Excerpt provided:
★ ★ ★

Actually, I’d like to take the opportunity presented here in discussing “data science” in Dr. Cliff’s video to plug Dr. Tom Carpenter of Seattle Pacific University. He taught one of the online courses in Microsoft’s 10-course/project series in Machine Learning and Artificial Intelligence on edX.org (no longer available, though). However, he has a complete online course for free on YouTube, which looks very similar to the Microsoft course in content (the one video I looked at is identical to the same topic in the Microsoft course). Tom Carpenter’s Data Science Research Methods Course [Full Course] - YouTube
What he did in his course was great. He’s an excellent, funny, and reasonably entertaining lecturer. But he didn’t immerse the students in math and data. Instead, his mission was more, “Don’t be fooled by numbers! Think about the numbers and how they were obtained. Think about experimental design! Could the numbers be misleading you?!” And he gave lots of often humorous examples in the Microsoft course of how you could be lead astray by numbers you want to believe in!
For example, he discussed and illustrated how wrong you could be from just taking surveys from customers who walk in the door, say, at Walmart. You’re more likely to get responses from folks who are very happy or very angry, leaving out folks in the middle who are, meh, I’m okay but just don’t want to be bothered by a survey today.
Relative to Dr. Cliff’s A/B testing, he emphasized if you really want to do it right, you need two cohorts. Those who test A first, then B. And the reverse, those who test B first, then are offered A to test. As possibly testing A and B in a certain order influences the outcome. And he discusses why do that as opposed to having one group test A, another group test B, and then just having each group rate each product independently for its features.
The lecture that I found really made me respect his teaching ability is the one on false positives and false negatives (it probably helps to digest the earlier material on statistical power first). The last part of the lecture illustrating parts of an outcome tree that you’re on with false positives and false negatives was the most illuminating.

★ ★ ★

Data listing:
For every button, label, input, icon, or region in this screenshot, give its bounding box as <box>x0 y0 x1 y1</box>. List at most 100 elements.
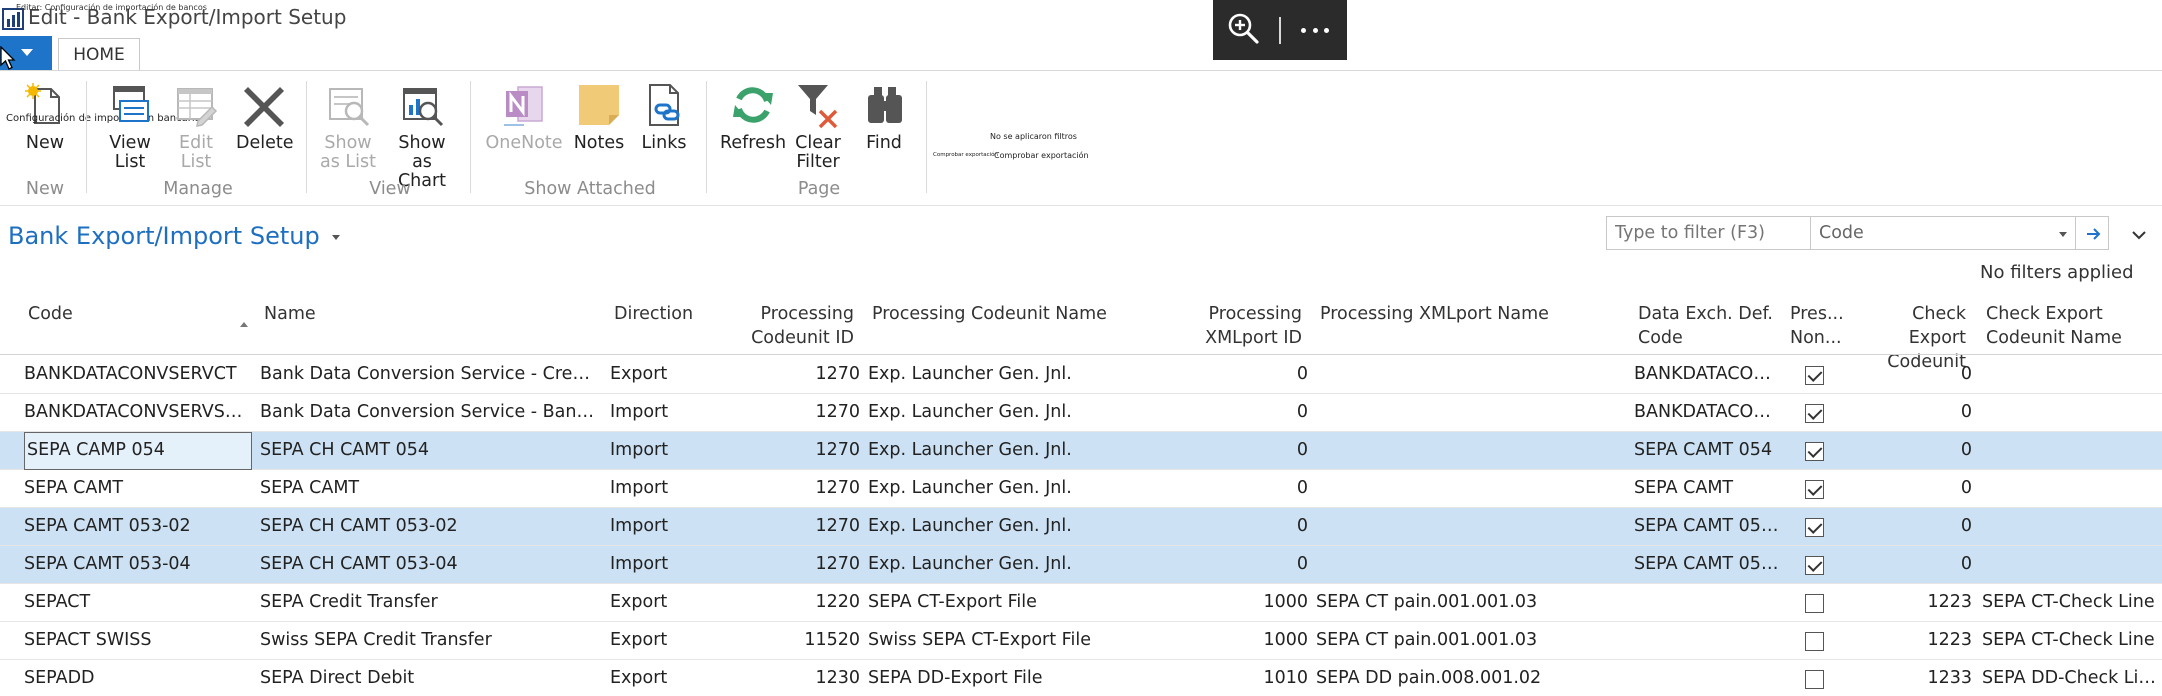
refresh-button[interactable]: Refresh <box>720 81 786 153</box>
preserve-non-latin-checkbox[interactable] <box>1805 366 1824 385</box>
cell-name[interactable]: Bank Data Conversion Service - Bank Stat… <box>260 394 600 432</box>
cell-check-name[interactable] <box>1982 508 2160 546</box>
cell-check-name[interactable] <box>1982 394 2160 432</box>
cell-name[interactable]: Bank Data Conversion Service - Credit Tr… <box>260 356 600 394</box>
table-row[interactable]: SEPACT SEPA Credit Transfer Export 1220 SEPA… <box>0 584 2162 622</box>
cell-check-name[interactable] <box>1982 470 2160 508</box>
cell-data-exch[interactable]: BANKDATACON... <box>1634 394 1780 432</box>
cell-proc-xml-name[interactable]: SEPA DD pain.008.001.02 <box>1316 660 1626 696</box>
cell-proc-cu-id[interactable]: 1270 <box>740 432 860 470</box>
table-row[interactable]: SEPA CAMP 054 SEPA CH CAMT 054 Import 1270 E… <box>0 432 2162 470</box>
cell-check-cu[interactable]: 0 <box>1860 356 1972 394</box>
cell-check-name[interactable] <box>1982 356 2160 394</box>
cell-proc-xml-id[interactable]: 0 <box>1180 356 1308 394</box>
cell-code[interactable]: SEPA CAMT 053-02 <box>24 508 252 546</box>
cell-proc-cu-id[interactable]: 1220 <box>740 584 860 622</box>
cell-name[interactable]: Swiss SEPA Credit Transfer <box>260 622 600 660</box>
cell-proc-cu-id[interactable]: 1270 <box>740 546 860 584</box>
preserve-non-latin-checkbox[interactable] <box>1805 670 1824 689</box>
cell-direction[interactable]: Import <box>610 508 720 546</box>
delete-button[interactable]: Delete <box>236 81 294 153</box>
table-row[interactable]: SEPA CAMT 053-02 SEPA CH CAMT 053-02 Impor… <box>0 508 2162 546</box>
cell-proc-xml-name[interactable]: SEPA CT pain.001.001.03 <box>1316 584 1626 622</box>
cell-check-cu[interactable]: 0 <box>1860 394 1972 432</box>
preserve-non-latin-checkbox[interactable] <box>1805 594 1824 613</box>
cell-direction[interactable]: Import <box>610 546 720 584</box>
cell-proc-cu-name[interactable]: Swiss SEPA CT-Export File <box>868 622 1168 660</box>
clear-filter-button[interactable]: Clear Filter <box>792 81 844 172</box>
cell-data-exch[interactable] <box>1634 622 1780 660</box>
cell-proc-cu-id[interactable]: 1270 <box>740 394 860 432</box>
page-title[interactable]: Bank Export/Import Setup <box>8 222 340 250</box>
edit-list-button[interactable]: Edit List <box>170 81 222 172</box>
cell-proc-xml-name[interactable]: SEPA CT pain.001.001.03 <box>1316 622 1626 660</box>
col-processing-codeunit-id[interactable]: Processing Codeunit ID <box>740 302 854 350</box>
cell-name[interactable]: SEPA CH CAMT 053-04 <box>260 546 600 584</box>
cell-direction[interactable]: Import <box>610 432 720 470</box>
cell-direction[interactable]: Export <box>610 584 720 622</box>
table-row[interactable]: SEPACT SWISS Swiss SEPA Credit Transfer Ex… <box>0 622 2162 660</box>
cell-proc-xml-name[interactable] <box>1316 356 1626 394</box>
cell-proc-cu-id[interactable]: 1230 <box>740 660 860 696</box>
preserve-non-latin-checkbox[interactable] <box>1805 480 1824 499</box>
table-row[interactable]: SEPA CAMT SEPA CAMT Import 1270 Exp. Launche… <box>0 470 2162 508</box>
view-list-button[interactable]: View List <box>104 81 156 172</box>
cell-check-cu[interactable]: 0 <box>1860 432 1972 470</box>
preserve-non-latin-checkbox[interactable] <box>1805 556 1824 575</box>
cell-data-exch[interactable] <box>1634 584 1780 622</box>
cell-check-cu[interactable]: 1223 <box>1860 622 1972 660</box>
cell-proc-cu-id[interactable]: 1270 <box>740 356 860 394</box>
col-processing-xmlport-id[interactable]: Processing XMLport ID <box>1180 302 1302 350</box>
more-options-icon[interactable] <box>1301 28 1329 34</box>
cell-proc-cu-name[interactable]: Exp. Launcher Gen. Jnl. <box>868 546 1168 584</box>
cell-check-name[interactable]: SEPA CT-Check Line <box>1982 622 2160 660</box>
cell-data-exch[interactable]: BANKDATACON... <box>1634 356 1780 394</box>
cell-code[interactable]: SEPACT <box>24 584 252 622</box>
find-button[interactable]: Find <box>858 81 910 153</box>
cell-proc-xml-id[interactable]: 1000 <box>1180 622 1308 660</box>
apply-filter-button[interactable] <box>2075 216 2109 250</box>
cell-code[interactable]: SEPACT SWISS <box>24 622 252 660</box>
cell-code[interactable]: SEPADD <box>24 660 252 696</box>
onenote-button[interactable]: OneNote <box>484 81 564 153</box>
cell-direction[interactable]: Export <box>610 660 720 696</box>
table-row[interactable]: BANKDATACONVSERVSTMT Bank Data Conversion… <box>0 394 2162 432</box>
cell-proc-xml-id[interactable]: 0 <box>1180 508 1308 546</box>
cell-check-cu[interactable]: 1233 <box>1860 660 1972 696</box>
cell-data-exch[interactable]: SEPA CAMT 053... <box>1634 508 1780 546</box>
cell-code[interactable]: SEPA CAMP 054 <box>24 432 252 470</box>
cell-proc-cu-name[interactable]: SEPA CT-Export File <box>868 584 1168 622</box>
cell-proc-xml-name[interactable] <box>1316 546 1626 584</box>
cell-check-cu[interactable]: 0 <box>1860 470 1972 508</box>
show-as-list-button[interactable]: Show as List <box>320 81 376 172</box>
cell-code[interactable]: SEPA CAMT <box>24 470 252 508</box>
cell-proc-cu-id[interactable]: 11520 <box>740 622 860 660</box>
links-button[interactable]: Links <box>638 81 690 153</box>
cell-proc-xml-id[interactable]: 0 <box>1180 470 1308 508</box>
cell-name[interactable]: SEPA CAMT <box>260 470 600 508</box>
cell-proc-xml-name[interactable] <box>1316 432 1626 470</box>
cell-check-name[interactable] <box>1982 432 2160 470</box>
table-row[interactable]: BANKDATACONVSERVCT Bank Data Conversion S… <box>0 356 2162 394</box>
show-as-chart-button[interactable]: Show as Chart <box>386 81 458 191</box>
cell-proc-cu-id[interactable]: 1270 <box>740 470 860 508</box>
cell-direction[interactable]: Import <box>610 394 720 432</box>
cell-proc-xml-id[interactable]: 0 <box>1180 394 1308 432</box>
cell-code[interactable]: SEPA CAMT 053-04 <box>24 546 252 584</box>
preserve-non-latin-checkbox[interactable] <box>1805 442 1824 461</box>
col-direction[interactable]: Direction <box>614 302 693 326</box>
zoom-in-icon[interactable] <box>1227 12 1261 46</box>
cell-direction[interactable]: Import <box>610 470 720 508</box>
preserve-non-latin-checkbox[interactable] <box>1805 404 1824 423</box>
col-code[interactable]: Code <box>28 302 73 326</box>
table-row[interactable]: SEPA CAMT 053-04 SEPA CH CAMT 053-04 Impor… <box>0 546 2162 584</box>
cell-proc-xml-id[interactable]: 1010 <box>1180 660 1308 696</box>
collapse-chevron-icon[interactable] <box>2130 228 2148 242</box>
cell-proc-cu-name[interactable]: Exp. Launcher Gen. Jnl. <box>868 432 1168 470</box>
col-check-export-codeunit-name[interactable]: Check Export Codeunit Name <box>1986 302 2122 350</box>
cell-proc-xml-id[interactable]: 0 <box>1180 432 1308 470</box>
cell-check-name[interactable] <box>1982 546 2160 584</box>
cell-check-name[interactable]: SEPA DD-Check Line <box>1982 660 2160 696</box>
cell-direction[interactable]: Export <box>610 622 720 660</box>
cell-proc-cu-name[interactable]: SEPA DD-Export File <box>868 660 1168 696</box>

★ ★ ★

What you are asked to do: Please carry on the forum post praising Tom Carpenter's data science course, picking up right after its last sentence.

The response:
Data Science Research Methods | False Positives and False Negatives - YouTube
The bottom line is that Dr. Cliff’s experiment with only 4 participants probably doesn’t have enough statistical power (which is related to how the likelihood of being fooled by random variation decreases with increasing number of subjects) to avoid being fooled by a false positive, e.g., Dr. Cliff happened to pick subjects who from their makeup and past experience prefer the premium whereas if it he did the same experiment 20 times over, the average result would be different.
Carpenter’s message is be sure you have a good experiment design that fairly addresses the question you’re looking for an answer to and then be sure you have sufficient statistical power (subject numbers) that you can say it’s unlikely the answers (the responses you got) could be explained by random variation. An interesting thing that he teaches is the more black and white with no variation in outcome, say, two choices are, the less subject numbers you need to claim you found a difference but when the perceived difference between A and B are much grayer with overlapping response variation, you need larger numbers of subjects to claim a statistically valid result.
He also discusses at length correlation vs. causation and how one had better not fall into the trap of blindly turning a correlation into a causation - giving examples of how messed up you can get going that route.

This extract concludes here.